* DATASET ENTRIES
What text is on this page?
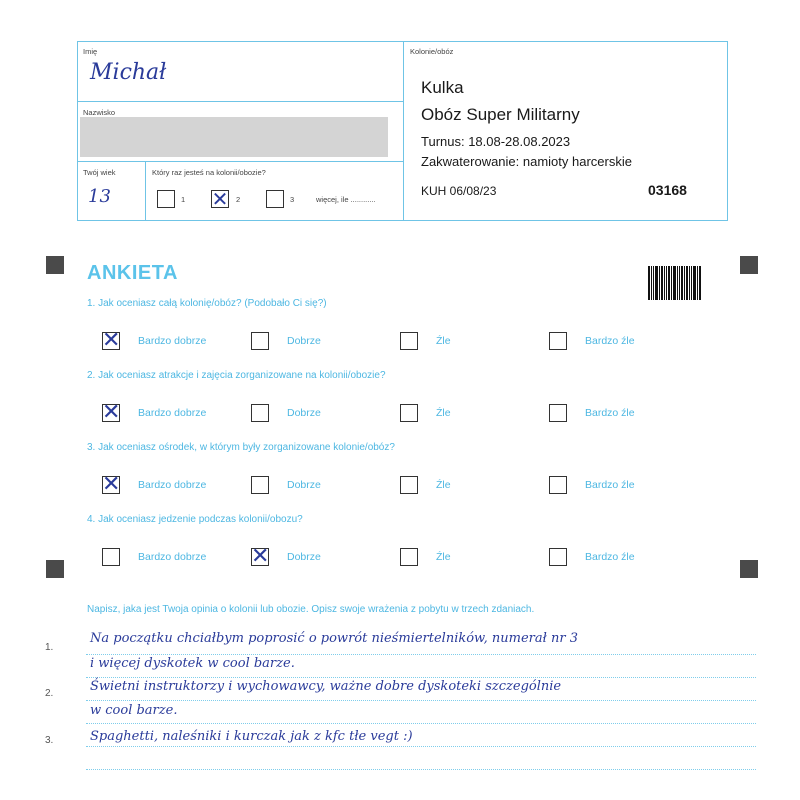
Imię
Michał
Nazwisko
Twój wiek
13
Który raz jesteś na kolonii/obozie?
1 ✕ 2	3	więcej, ile ............
Kolonie/obóz
Kulka
Obóz Super Militarny
Turnus: 18.08-28.08.2023
Zakwaterowanie: namioty harcerskie
KUH 06/08/23	03168
ANKIETA
1. Jak oceniasz całą kolonię/obóz? (Podobało Ci się?)
✕ Bardzo dobrze	Dobrze	Źle	Bardzo źle
2. Jak oceniasz atrakcje i zajęcia zorganizowane na kolonii/obozie?
✕ Bardzo dobrze	Dobrze	Źle	Bardzo źle
3. Jak oceniasz ośrodek, w którym były zorganizowane kolonie/obóz?
✕ Bardzo dobrze	Dobrze	Źle	Bardzo źle
4. Jak oceniasz jedzenie podczas kolonii/obozu?
Bardzo dobrze ✕ Dobrze	Źle	Bardzo źle
Napisz, jaka jest Twoja opinia o kolonii lub obozie. Opisz swoje wrażenia z pobytu w trzech zdaniach.
1.
2.
3.
Na początku chciałbym poprosić o powrót nieśmiertelników, numerał nr 3
i więcej dyskotek w cool barze.
Świetni instruktorzy i wychowawcy, ważne dobre dyskoteki szczególnie
w cool barze.
Spaghetti, naleśniki i kurczak jak z kfc tłe vegt :)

* DIRECTION
Pull out all lines from the entries above that include the word "obozie".

* EXERCISE OUTPUT
Który raz jesteś na kolonii/obozie?
2. Jak oceniasz atrakcje i zajęcia zorganizowane na kolonii/obozie?
Napisz, jaka jest Twoja opinia o kolonii lub obozie. Opisz swoje wrażenia z pobytu w trzech zdaniach.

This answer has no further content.